WHAT THE TASK ASKS :: Write the listing below out again exactly, dropping the images.

INFORMATION PROVIDED ::
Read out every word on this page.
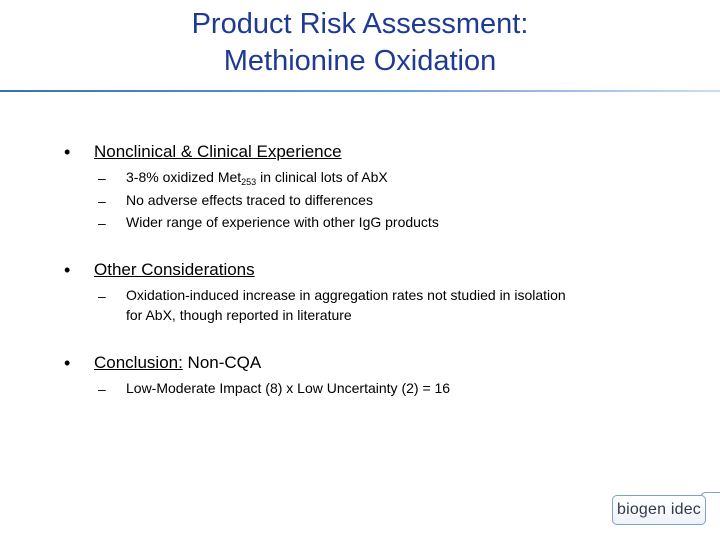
Product Risk Assessment:
Methionine Oxidation
• Nonclinical & Clinical Experience
– 3-8% oxidized Met$_{253}$ in clinical lots of AbX
– No adverse effects traced to differences
– Wider range of experience with other IgG products
• Other Considerations
– Oxidation-induced increase in aggregation rates not studied in isolation
for AbX, though reported in literature
• Conclusion: Non-CQA
– Low-Moderate Impact (8) x Low Uncertainty (2) = 16
biogen idec
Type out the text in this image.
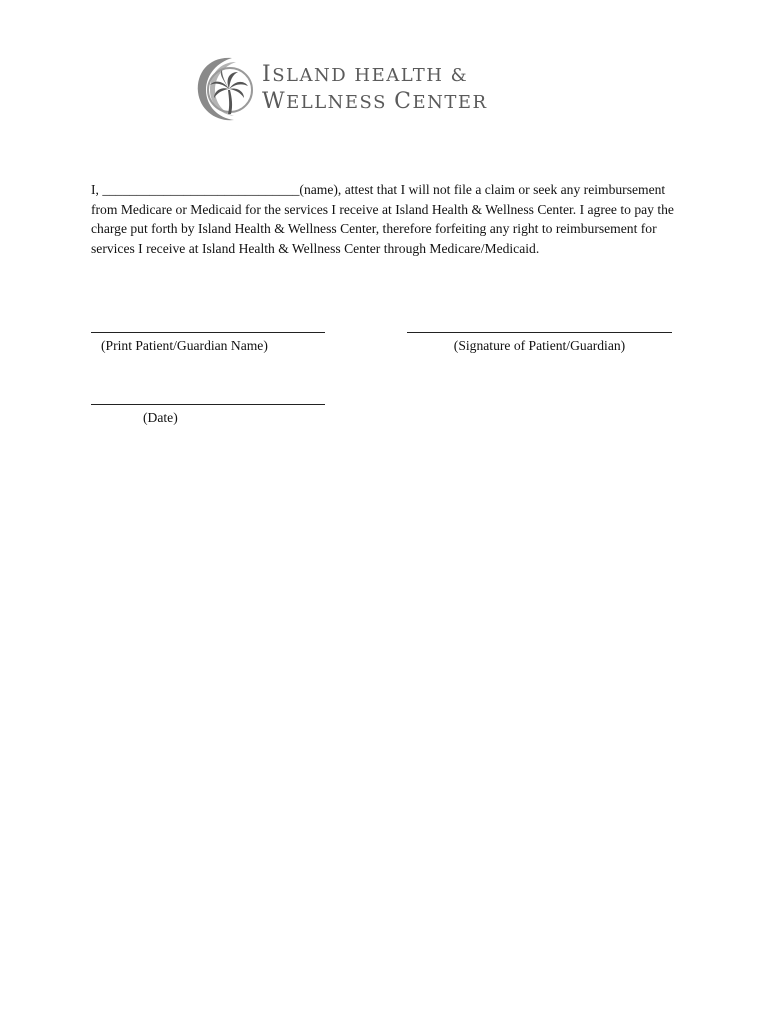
ISLAND HEALTH &
WELLNESS CENTER

I, _____________________________(name), attest that I will not file a claim or seek any reimbursement from Medicare or Medicaid for the services I receive at Island Health & Wellness Center. I agree to pay the charge put forth by Island Health & Wellness Center, therefore forfeiting any right to reimbursement for services I receive at Island Health & Wellness Center through Medicare/Medicaid.

(Print Patient/Guardian Name)	(Signature of Patient/Guardian)
(Date)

EXERCISE SOLUTION ::
Read out every word on this page.
Product Risk Assessment:
Methionine Oxidation
• Nonclinical & Clinical Experience
– 3-8% oxidized Met$_{253}$ in clinical lots of AbX
– No adverse effects traced to differences
– Wider range of experience with other IgG products
• Other Considerations
– Oxidation-induced increase in aggregation rates not studied in isolation
for AbX, though reported in literature
• Conclusion: Non-CQA
– Low-Moderate Impact (8) x Low Uncertainty (2) = 16
biogen idec
Type out the text in this image.
ISLAND HEALTH &
WELLNESS CENTER

I, _____________________________(name), attest that I will not file a claim or seek any reimbursement from Medicare or Medicaid for the services I receive at Island Health & Wellness Center. I agree to pay the charge put forth by Island Health & Wellness Center, therefore forfeiting any right to reimbursement for services I receive at Island Health & Wellness Center through Medicare/Medicaid.

(Print Patient/Guardian Name)	(Signature of Patient/Guardian)
(Date)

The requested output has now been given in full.